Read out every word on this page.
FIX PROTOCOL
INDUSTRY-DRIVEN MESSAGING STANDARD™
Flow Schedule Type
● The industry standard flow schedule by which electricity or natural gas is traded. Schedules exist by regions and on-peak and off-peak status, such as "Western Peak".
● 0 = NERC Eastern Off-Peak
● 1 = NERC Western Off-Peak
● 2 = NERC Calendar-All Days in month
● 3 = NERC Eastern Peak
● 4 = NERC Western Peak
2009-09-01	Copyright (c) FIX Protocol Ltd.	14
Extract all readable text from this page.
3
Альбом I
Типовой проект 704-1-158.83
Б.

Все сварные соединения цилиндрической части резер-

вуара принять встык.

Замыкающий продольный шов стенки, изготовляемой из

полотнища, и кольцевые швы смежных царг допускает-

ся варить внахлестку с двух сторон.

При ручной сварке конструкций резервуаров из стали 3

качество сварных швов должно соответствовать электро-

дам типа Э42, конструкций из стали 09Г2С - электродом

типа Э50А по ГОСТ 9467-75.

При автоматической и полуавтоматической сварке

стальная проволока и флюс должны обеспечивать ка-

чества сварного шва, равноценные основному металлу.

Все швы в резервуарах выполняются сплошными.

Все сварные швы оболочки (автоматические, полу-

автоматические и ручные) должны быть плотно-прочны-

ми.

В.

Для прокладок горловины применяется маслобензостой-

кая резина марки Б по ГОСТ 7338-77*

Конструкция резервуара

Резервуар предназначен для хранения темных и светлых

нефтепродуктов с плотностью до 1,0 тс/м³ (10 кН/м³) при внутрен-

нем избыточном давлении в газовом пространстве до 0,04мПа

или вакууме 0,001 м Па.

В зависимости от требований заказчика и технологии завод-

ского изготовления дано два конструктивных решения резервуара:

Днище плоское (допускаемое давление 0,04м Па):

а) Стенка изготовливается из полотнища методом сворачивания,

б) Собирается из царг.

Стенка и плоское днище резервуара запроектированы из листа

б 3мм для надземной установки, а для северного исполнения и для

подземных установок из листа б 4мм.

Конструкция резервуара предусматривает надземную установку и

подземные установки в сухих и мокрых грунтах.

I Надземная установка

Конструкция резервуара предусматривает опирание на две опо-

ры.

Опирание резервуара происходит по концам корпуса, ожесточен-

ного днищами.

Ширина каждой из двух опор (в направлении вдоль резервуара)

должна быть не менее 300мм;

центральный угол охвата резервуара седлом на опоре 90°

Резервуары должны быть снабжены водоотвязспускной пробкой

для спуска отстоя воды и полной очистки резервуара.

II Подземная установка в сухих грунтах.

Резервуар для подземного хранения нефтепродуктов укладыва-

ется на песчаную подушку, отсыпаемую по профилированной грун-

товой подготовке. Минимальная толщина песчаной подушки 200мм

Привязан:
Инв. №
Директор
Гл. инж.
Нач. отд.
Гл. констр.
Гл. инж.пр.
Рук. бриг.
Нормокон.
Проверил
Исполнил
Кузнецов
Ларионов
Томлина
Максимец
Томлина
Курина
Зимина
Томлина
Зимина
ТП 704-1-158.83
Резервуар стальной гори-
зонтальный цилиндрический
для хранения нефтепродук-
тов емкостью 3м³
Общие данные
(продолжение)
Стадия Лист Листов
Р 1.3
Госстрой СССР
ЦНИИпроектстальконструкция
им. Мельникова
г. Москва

·····

--- WHAT YOU SHOULD DO ---
Extract every record and return it verbatim.

--- ANSWER TO THE EXERCISE ---
Read out every word on this page.
FIX PROTOCOL
INDUSTRY-DRIVEN MESSAGING STANDARD™
Flow Schedule Type
● The industry standard flow schedule by which electricity or natural gas is traded. Schedules exist by regions and on-peak and off-peak status, such as "Western Peak".
● 0 = NERC Eastern Off-Peak
● 1 = NERC Western Off-Peak
● 2 = NERC Calendar-All Days in month
● 3 = NERC Eastern Peak
● 4 = NERC Western Peak
2009-09-01	Copyright (c) FIX Protocol Ltd.	14
Extract all readable text from this page.
3
Альбом I
Типовой проект 704-1-158.83
Б.

Все сварные соединения цилиндрической части резер-

вуара принять встык.

Замыкающий продольный шов стенки, изготовляемой из

полотнища, и кольцевые швы смежных царг допускает-

ся варить внахлестку с двух сторон.

При ручной сварке конструкций резервуаров из стали 3

качество сварных швов должно соответствовать электро-

дам типа Э42, конструкций из стали 09Г2С - электродом

типа Э50А по ГОСТ 9467-75.

При автоматической и полуавтоматической сварке

стальная проволока и флюс должны обеспечивать ка-

чества сварного шва, равноценные основному металлу.

Все швы в резервуарах выполняются сплошными.

Все сварные швы оболочки (автоматические, полу-

автоматические и ручные) должны быть плотно-прочны-

ми.

В.

Для прокладок горловины применяется маслобензостой-

кая резина марки Б по ГОСТ 7338-77*

Конструкция резервуара

Резервуар предназначен для хранения темных и светлых

нефтепродуктов с плотностью до 1,0 тс/м³ (10 кН/м³) при внутрен-

нем избыточном давлении в газовом пространстве до 0,04мПа

или вакууме 0,001 м Па.

В зависимости от требований заказчика и технологии завод-

ского изготовления дано два конструктивных решения резервуара:

Днище плоское (допускаемое давление 0,04м Па):

а) Стенка изготовливается из полотнища методом сворачивания,

б) Собирается из царг.

Стенка и плоское днище резервуара запроектированы из листа

б 3мм для надземной установки, а для северного исполнения и для

подземных установок из листа б 4мм.

Конструкция резервуара предусматривает надземную установку и

подземные установки в сухих и мокрых грунтах.

I Надземная установка

Конструкция резервуара предусматривает опирание на две опо-

ры.

Опирание резервуара происходит по концам корпуса, ожесточен-

ного днищами.

Ширина каждой из двух опор (в направлении вдоль резервуара)

должна быть не менее 300мм;

центральный угол охвата резервуара седлом на опоре 90°

Резервуары должны быть снабжены водоотвязспускной пробкой

для спуска отстоя воды и полной очистки резервуара.

II Подземная установка в сухих грунтах.

Резервуар для подземного хранения нефтепродуктов укладыва-

ется на песчаную подушку, отсыпаемую по профилированной грун-

товой подготовке. Минимальная толщина песчаной подушки 200мм

Привязан:
Инв. №
Директор
Гл. инж.
Нач. отд.
Гл. констр.
Гл. инж.пр.
Рук. бриг.
Нормокон.
Проверил
Исполнил
Кузнецов
Ларионов
Томлина
Максимец
Томлина
Курина
Зимина
Томлина
Зимина
ТП 704-1-158.83
Резервуар стальной гори-
зонтальный цилиндрический
для хранения нефтепродук-
тов емкостью 3м³
Общие данные
(продолжение)
Стадия Лист Листов
Р 1.3
Госстрой СССР
ЦНИИпроектстальконструкция
им. Мельникова
г. Москва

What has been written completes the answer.